### TASK DETAILS:
Each entry below is to be extracted exactly.

### DATA TO USE:
-- Begin --
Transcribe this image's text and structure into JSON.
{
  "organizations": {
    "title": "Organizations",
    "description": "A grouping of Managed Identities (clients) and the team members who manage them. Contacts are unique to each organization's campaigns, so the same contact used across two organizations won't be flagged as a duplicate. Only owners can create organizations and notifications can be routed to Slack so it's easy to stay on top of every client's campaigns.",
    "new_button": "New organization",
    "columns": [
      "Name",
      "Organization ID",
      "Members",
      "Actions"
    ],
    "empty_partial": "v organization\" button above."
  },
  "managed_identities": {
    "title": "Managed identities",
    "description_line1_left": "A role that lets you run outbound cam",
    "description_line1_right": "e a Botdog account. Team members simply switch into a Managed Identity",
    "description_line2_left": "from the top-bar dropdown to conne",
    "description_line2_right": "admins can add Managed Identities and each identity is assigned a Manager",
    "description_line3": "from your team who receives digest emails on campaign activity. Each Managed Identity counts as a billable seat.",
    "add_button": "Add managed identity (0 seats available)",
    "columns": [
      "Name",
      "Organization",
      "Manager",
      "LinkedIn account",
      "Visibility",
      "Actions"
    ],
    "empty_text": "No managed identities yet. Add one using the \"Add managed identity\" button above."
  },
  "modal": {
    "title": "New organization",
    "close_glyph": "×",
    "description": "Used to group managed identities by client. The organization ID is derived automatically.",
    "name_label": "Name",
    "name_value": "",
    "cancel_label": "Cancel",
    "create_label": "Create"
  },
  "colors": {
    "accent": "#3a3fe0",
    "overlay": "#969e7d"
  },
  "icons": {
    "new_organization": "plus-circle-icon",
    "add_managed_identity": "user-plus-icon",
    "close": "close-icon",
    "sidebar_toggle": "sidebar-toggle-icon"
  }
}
-- End --
### WRITTEN RESPONSE:
Transcribe this image's text and structure into JSON.
{
  "organizations": {
    "title": "Organizations",
    "description": "A grouping of Managed Identities (clients) and the team members who manage them. Contacts are unique to each organization's campaigns, so the same contact used across two organizations won't be flagged as a duplicate. Only owners can create organizations and notifications can be routed to Slack so it's easy to stay on top of every client's campaigns.",
    "new_button": "New organization",
    "columns": [
      "Name",
      "Organization ID",
      "Members",
      "Actions"
    ],
    "empty_partial": "v organization\" button above."
  },
  "managed_identities": {
    "title": "Managed identities",
    "description_line1_left": "A role that lets you run outbound cam",
    "description_line1_right": "e a Botdog account. Team members simply switch into a Managed Identity",
    "description_line2_left": "from the top-bar dropdown to conne",
    "description_line2_right": "admins can add Managed Identities and each identity is assigned a Manager",
    "description_line3": "from your team who receives digest emails on campaign activity. Each Managed Identity counts as a billable seat.",
    "add_button": "Add managed identity (0 seats available)",
    "columns": [
      "Name",
      "Organization",
      "Manager",
      "LinkedIn account",
      "Visibility",
      "Actions"
    ],
    "empty_text": "No managed identities yet. Add one using the \"Add managed identity\" button above."
  },
  "modal": {
    "title": "New organization",
    "close_glyph": "×",
    "description": "Used to group managed identities by client. The organization ID is derived automatically.",
    "name_label": "Name",
    "name_value": "",
    "cancel_label": "Cancel",
    "create_label": "Create"
  },
  "colors": {
    "accent": "#3a3fe0",
    "overlay": "#969e7d"
  },
  "icons": {
    "new_organization": "plus-circle-icon",
    "add_managed_identity": "user-plus-icon",
    "close": "close-icon",
    "sidebar_toggle": "sidebar-toggle-icon"
  }
}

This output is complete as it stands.